Determine how many lines of the entries contain "financial". Reply with that number alone.
— Start of DATASET RECORDS —
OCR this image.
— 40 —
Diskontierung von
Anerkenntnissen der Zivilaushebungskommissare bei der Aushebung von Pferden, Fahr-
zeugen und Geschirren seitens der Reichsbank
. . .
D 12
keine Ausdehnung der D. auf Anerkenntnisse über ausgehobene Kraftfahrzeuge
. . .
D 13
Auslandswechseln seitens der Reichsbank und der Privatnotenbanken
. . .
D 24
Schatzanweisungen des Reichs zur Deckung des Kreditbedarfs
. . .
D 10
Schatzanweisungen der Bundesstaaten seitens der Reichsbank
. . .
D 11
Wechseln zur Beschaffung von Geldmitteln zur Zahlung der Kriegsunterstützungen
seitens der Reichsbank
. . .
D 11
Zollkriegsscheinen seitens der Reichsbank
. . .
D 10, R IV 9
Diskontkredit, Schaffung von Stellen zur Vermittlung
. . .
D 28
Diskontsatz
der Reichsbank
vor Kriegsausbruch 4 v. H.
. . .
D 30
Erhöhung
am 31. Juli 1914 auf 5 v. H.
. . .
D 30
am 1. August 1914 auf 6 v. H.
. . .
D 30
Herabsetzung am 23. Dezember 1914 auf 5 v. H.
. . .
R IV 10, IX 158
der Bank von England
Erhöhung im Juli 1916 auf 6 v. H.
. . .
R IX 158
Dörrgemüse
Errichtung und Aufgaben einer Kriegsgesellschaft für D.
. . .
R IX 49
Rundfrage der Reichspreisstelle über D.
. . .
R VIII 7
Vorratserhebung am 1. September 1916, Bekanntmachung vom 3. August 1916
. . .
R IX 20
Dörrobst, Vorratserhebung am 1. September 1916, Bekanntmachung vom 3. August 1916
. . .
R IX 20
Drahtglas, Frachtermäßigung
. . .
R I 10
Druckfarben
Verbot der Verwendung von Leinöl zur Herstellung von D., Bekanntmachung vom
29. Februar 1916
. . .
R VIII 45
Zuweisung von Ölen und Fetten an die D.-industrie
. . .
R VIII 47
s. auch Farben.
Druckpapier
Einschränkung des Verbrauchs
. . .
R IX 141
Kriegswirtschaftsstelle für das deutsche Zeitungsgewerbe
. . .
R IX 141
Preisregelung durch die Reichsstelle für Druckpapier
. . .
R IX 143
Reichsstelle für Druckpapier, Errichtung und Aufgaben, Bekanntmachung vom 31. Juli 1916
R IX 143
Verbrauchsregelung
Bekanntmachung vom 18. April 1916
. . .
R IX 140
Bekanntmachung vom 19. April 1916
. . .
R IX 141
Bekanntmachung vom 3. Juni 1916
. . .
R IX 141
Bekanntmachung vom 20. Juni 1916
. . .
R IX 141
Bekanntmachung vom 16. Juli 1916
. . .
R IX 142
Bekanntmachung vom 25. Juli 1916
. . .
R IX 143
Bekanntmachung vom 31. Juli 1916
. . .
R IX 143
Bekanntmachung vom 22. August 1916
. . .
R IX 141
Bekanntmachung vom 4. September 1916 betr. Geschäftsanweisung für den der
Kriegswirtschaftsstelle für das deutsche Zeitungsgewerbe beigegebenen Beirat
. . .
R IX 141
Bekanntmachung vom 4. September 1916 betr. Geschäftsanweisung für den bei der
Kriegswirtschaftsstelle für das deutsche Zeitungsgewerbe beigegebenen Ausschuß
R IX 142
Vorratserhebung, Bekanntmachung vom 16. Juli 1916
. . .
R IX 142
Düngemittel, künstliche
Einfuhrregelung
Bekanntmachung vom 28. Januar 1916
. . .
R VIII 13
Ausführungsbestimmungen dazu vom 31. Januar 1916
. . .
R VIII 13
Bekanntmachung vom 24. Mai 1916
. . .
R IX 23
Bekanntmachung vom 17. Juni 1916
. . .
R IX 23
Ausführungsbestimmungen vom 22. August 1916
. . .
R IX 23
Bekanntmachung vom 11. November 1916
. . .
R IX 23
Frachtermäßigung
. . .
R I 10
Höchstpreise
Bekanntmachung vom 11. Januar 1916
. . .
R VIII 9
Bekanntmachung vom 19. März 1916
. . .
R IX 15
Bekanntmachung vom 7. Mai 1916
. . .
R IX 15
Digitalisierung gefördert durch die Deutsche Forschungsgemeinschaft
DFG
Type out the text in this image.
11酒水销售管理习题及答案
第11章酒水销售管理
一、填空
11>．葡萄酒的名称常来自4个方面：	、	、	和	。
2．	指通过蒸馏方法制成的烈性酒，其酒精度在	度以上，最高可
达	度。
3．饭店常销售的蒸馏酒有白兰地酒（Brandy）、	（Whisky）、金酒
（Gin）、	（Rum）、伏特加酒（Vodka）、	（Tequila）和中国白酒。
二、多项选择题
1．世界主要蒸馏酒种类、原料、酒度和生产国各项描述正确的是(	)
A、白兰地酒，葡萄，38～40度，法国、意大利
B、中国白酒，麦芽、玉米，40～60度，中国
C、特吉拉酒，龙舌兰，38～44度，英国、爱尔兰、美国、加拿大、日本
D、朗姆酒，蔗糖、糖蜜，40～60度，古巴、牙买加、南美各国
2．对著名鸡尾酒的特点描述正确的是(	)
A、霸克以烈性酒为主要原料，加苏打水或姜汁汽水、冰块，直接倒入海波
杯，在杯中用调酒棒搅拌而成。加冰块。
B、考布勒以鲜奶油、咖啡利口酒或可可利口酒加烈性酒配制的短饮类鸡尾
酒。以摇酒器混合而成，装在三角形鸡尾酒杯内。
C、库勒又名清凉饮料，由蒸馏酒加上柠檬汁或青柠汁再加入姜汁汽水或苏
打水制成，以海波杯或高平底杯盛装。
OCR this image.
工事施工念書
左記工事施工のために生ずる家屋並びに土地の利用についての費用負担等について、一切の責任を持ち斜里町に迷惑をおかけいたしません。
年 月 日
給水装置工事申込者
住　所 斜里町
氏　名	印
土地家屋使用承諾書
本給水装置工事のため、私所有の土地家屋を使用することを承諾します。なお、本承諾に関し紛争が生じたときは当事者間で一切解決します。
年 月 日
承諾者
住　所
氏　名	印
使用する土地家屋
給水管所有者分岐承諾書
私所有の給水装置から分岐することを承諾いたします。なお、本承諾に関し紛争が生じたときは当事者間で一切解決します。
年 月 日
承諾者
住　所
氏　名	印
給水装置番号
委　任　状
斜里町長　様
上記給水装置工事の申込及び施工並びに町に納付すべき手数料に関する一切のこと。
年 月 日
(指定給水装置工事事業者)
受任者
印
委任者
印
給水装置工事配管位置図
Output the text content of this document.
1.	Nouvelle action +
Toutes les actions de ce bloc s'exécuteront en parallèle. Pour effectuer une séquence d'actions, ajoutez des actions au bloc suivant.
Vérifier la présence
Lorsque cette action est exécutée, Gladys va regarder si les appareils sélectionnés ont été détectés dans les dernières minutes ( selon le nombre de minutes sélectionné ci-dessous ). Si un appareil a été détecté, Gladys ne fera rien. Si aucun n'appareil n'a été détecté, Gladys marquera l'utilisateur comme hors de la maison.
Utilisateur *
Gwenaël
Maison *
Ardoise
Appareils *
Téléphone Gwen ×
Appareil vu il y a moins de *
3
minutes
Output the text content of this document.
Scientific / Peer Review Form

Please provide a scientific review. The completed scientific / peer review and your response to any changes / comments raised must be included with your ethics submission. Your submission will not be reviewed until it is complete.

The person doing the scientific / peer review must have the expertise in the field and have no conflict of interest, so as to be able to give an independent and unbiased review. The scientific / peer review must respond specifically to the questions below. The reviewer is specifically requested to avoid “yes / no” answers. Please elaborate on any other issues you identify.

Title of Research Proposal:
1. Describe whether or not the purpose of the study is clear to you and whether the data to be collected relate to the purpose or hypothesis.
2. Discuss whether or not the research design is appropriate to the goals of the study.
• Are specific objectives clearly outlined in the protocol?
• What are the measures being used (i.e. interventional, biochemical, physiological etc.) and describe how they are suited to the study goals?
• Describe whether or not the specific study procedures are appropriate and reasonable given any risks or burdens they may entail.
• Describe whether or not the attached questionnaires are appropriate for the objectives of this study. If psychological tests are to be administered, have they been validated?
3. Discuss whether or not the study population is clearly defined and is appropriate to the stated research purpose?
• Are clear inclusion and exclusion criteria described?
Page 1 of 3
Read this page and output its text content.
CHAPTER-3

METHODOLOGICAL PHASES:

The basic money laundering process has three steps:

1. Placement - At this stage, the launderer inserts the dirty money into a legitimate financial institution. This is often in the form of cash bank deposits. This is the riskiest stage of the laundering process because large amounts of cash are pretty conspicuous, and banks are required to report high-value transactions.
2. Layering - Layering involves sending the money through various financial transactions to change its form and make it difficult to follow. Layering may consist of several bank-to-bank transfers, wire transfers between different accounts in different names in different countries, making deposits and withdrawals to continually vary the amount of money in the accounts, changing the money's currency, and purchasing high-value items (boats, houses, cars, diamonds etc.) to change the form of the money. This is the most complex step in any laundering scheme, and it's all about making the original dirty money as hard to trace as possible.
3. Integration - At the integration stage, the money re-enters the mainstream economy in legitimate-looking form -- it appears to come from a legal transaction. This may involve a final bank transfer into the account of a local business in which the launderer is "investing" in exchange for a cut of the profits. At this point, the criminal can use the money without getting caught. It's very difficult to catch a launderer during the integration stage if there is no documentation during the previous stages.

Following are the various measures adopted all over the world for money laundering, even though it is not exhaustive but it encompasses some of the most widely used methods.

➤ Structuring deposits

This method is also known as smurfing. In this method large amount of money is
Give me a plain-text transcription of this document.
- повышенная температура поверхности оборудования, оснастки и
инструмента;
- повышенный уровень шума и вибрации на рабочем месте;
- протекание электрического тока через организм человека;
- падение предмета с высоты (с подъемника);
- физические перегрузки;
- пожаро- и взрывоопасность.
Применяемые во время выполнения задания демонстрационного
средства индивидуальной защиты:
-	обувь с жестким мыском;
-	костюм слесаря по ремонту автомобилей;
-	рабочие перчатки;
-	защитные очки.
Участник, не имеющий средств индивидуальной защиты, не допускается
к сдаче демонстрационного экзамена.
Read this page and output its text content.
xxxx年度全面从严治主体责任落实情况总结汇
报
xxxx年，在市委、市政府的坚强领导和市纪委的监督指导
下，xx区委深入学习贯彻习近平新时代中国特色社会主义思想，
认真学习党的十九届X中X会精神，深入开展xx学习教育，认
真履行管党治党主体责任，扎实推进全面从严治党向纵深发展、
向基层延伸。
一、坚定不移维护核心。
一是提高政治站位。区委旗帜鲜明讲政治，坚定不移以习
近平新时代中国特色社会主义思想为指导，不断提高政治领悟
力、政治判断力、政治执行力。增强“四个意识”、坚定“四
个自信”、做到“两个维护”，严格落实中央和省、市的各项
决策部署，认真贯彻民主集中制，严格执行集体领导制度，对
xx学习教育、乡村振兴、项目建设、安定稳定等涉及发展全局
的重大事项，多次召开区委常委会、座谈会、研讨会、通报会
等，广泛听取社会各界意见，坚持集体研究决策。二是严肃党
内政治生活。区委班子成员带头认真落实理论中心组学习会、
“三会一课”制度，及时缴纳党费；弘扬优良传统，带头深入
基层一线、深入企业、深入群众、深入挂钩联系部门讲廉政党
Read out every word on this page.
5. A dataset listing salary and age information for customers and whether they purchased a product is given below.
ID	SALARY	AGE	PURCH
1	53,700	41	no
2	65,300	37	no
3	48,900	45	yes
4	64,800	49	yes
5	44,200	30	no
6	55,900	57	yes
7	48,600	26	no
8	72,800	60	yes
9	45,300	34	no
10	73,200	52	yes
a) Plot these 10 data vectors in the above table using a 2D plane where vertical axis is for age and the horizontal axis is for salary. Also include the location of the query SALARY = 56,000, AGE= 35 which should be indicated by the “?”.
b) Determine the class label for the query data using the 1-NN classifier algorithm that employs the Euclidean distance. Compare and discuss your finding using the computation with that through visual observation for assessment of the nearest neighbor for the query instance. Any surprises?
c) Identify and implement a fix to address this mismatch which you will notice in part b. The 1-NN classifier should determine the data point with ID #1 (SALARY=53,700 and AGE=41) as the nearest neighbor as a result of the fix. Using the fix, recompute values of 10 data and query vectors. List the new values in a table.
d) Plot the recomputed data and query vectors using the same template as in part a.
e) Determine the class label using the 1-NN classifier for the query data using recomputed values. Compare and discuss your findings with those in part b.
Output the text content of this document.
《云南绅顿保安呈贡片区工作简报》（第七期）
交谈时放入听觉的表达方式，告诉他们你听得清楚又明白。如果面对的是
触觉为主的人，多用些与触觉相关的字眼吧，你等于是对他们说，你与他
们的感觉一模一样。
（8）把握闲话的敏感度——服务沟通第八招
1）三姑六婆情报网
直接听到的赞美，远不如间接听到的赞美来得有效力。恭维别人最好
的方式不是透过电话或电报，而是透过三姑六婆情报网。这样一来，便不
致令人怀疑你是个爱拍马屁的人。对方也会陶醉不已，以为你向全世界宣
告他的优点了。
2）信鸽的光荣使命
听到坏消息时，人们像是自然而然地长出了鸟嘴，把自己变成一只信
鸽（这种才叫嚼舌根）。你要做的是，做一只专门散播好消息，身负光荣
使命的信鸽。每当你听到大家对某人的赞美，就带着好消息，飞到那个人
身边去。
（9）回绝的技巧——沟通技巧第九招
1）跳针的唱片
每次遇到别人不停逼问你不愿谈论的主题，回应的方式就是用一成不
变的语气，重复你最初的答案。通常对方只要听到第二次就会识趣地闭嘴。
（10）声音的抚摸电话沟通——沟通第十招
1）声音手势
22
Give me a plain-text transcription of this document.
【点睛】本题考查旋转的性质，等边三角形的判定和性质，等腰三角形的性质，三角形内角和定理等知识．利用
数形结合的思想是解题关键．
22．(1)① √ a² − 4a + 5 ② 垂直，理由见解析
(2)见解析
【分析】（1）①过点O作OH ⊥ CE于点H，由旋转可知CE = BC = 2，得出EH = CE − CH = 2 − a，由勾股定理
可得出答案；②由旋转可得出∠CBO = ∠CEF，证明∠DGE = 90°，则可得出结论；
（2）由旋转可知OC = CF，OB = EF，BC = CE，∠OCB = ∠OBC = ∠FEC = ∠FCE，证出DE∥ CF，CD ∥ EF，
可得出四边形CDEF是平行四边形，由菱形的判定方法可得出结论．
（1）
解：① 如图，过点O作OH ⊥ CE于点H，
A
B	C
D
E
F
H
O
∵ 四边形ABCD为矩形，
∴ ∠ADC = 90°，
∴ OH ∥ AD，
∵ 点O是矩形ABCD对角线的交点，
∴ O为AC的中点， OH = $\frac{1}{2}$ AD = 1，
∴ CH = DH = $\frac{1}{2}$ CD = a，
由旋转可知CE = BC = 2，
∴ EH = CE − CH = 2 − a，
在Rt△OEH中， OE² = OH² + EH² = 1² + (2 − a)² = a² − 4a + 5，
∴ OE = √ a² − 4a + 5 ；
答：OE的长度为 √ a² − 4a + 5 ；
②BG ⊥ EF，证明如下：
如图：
— End of DATASET RECORDS —
[WRITTEN RESPONSE]:
2